PROVIDED ENTRIES:
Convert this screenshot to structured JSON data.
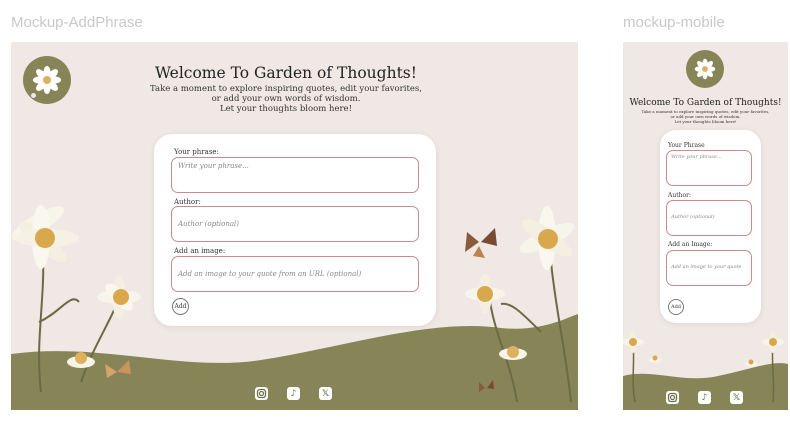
{
  "frames": {
    "desktop_label": "Mockup-AddPhrase",
    "mobile_label": "mockup-mobile"
  },
  "header": {
    "title": "Welcome To Garden of Thoughts!",
    "line1": "Take a moment to explore inspiring quotes, edit your favorites,",
    "line2": "or add your own words of wisdom.",
    "line3": "Let your thoughts bloom here!"
  },
  "form": {
    "phrase_label": "Your phrase:",
    "phrase_placeholder": "Write your phrase...",
    "author_label": "Author:",
    "author_placeholder": "Author (optional)",
    "image_label": "Add an image:",
    "image_placeholder": "Add an image to your quote from an URL (optional)",
    "add_button": "Add"
  },
  "mobile_form": {
    "phrase_label": "Your Phrase",
    "phrase_placeholder": "Write your phrase...",
    "author_label": "Author:",
    "author_placeholder": "Author (optional)",
    "image_label": "Add an Image:",
    "image_placeholder": "Add an image to your quote",
    "add_button": "Add"
  },
  "social_icons": [
    "instagram-icon",
    "tiktok-icon",
    "x-icon"
  ],
  "colors": {
    "background": "#efe8e4",
    "olive": "#878457",
    "field_border": "#c98d8d"
  }
}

TASK DIRECTIONS: Print each of the records above exactly as written, leaving no picture in the copy.

RESPONSE FOR THIS EXERCISE:
Convert this screenshot to structured JSON data.
{
  "frames": {
    "desktop_label": "Mockup-AddPhrase",
    "mobile_label": "mockup-mobile"
  },
  "header": {
    "title": "Welcome To Garden of Thoughts!",
    "line1": "Take a moment to explore inspiring quotes, edit your favorites,",
    "line2": "or add your own words of wisdom.",
    "line3": "Let your thoughts bloom here!"
  },
  "form": {
    "phrase_label": "Your phrase:",
    "phrase_placeholder": "Write your phrase...",
    "author_label": "Author:",
    "author_placeholder": "Author (optional)",
    "image_label": "Add an image:",
    "image_placeholder": "Add an image to your quote from an URL (optional)",
    "add_button": "Add"
  },
  "mobile_form": {
    "phrase_label": "Your Phrase",
    "phrase_placeholder": "Write your phrase...",
    "author_label": "Author:",
    "author_placeholder": "Author (optional)",
    "image_label": "Add an Image:",
    "image_placeholder": "Add an image to your quote",
    "add_button": "Add"
  },
  "social_icons": [
    "instagram-icon",
    "tiktok-icon",
    "x-icon"
  ],
  "colors": {
    "background": "#efe8e4",
    "olive": "#878457",
    "field_border": "#c98d8d"
  }
}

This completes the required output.